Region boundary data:

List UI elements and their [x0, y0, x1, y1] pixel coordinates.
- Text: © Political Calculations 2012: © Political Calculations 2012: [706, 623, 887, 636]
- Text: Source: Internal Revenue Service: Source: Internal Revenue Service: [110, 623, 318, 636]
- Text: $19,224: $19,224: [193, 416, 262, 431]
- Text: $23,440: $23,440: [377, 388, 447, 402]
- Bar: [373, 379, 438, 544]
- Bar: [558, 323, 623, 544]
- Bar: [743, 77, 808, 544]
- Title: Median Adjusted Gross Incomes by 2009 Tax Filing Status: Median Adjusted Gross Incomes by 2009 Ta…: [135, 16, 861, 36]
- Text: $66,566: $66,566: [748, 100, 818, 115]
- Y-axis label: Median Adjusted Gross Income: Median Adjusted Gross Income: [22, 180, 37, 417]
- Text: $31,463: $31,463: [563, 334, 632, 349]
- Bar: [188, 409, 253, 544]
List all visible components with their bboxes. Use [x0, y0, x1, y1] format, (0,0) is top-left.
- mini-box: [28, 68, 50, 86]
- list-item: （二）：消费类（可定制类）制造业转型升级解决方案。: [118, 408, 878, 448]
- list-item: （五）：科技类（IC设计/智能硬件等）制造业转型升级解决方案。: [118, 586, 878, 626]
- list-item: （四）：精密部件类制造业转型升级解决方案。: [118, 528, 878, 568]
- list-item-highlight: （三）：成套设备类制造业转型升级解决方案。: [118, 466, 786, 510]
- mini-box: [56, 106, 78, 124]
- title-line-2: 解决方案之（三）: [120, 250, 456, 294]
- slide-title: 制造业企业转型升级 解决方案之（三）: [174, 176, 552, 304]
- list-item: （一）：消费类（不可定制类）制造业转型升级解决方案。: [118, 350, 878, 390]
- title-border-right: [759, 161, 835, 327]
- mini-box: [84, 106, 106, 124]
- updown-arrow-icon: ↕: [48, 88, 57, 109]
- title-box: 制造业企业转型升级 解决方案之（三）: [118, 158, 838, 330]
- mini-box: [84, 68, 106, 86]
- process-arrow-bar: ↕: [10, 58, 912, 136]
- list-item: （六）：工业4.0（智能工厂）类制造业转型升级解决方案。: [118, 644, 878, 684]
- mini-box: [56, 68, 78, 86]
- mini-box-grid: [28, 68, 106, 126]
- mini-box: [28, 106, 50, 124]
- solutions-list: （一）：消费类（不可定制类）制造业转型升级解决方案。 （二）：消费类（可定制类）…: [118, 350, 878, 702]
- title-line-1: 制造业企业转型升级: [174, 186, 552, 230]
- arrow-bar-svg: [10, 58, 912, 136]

> [THE PROBLEM] Print the listing word for word from its first line through the line containing "- Text: $19,224: $19,224: [193, 416, 262, 431]", including both of those lines.

> [SOLUTION FOR THIS EXERCISE]
List UI elements and their [x0, y0, x1, y1] pixel coordinates.
- Text: © Political Calculations 2012: © Political Calculations 2012: [706, 623, 887, 636]
- Text: Source: Internal Revenue Service: Source: Internal Revenue Service: [110, 623, 318, 636]
- Text: $19,224: $19,224: [193, 416, 262, 431]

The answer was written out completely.